[begin LISTING]

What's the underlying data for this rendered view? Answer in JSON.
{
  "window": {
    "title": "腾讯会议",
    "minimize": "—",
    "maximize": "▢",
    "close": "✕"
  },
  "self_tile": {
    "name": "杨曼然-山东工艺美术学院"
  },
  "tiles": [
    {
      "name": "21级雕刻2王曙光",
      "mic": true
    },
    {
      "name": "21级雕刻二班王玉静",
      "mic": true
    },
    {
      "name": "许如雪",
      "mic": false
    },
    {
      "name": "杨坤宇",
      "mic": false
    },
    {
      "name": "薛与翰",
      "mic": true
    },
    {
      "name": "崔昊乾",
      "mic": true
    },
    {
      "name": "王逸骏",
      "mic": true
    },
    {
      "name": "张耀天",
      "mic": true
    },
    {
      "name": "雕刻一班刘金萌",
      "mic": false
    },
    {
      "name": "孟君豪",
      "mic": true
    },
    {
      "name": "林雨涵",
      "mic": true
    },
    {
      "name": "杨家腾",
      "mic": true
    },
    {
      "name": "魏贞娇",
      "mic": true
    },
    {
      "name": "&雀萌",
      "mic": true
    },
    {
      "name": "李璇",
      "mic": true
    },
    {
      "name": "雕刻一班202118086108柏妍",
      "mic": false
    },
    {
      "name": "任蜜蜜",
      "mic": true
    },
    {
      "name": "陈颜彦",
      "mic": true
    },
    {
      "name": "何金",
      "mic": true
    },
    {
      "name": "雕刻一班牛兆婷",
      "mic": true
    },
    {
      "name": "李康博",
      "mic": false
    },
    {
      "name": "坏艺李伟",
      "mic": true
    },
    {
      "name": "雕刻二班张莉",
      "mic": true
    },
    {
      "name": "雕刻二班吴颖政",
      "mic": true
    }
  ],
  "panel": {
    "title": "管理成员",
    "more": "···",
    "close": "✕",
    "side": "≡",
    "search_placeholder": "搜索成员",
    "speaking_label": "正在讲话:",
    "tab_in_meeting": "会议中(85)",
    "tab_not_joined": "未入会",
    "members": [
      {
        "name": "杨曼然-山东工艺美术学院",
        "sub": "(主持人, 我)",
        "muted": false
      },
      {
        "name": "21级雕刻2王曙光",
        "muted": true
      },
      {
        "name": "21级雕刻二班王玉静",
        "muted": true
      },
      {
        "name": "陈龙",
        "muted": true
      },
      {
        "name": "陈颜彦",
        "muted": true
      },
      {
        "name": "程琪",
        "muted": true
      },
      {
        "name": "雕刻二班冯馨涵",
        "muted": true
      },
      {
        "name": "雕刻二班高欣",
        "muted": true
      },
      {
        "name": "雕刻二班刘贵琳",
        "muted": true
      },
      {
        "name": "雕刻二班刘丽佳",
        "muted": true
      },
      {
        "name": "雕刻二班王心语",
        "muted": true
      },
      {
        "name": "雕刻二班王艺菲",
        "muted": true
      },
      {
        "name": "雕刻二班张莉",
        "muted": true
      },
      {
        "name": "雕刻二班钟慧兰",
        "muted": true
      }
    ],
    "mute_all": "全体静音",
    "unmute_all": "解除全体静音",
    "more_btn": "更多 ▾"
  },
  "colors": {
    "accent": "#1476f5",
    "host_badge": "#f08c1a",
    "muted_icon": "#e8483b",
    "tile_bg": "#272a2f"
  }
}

[end LISTING]

### AIM OF THE TASK
Retype the listing. Match it exactly.

### SOLUTION
What's the underlying data for this rendered view? Answer in JSON.
{
  "window": {
    "title": "腾讯会议",
    "minimize": "—",
    "maximize": "▢",
    "close": "✕"
  },
  "self_tile": {
    "name": "杨曼然-山东工艺美术学院"
  },
  "tiles": [
    {
      "name": "21级雕刻2王曙光",
      "mic": true
    },
    {
      "name": "21级雕刻二班王玉静",
      "mic": true
    },
    {
      "name": "许如雪",
      "mic": false
    },
    {
      "name": "杨坤宇",
      "mic": false
    },
    {
      "name": "薛与翰",
      "mic": true
    },
    {
      "name": "崔昊乾",
      "mic": true
    },
    {
      "name": "王逸骏",
      "mic": true
    },
    {
      "name": "张耀天",
      "mic": true
    },
    {
      "name": "雕刻一班刘金萌",
      "mic": false
    },
    {
      "name": "孟君豪",
      "mic": true
    },
    {
      "name": "林雨涵",
      "mic": true
    },
    {
      "name": "杨家腾",
      "mic": true
    },
    {
      "name": "魏贞娇",
      "mic": true
    },
    {
      "name": "&雀萌",
      "mic": true
    },
    {
      "name": "李璇",
      "mic": true
    },
    {
      "name": "雕刻一班202118086108柏妍",
      "mic": false
    },
    {
      "name": "任蜜蜜",
      "mic": true
    },
    {
      "name": "陈颜彦",
      "mic": true
    },
    {
      "name": "何金",
      "mic": true
    },
    {
      "name": "雕刻一班牛兆婷",
      "mic": true
    },
    {
      "name": "李康博",
      "mic": false
    },
    {
      "name": "坏艺李伟",
      "mic": true
    },
    {
      "name": "雕刻二班张莉",
      "mic": true
    },
    {
      "name": "雕刻二班吴颖政",
      "mic": true
    }
  ],
  "panel": {
    "title": "管理成员",
    "more": "···",
    "close": "✕",
    "side": "≡",
    "search_placeholder": "搜索成员",
    "speaking_label": "正在讲话:",
    "tab_in_meeting": "会议中(85)",
    "tab_not_joined": "未入会",
    "members": [
      {
        "name": "杨曼然-山东工艺美术学院",
        "sub": "(主持人, 我)",
        "muted": false
      },
      {
        "name": "21级雕刻2王曙光",
        "muted": true
      },
      {
        "name": "21级雕刻二班王玉静",
        "muted": true
      },
      {
        "name": "陈龙",
        "muted": true
      },
      {
        "name": "陈颜彦",
        "muted": true
      },
      {
        "name": "程琪",
        "muted": true
      },
      {
        "name": "雕刻二班冯馨涵",
        "muted": true
      },
      {
        "name": "雕刻二班高欣",
        "muted": true
      },
      {
        "name": "雕刻二班刘贵琳",
        "muted": true
      },
      {
        "name": "雕刻二班刘丽佳",
        "muted": true
      },
      {
        "name": "雕刻二班王心语",
        "muted": true
      },
      {
        "name": "雕刻二班王艺菲",
        "muted": true
      },
      {
        "name": "雕刻二班张莉",
        "muted": true
      },
      {
        "name": "雕刻二班钟慧兰",
        "muted": true
      }
    ],
    "mute_all": "全体静音",
    "unmute_all": "解除全体静音",
    "more_btn": "更多 ▾"
  },
  "colors": {
    "accent": "#1476f5",
    "host_badge": "#f08c1a",
    "muted_icon": "#e8483b",
    "tile_bg": "#272a2f"
  }
}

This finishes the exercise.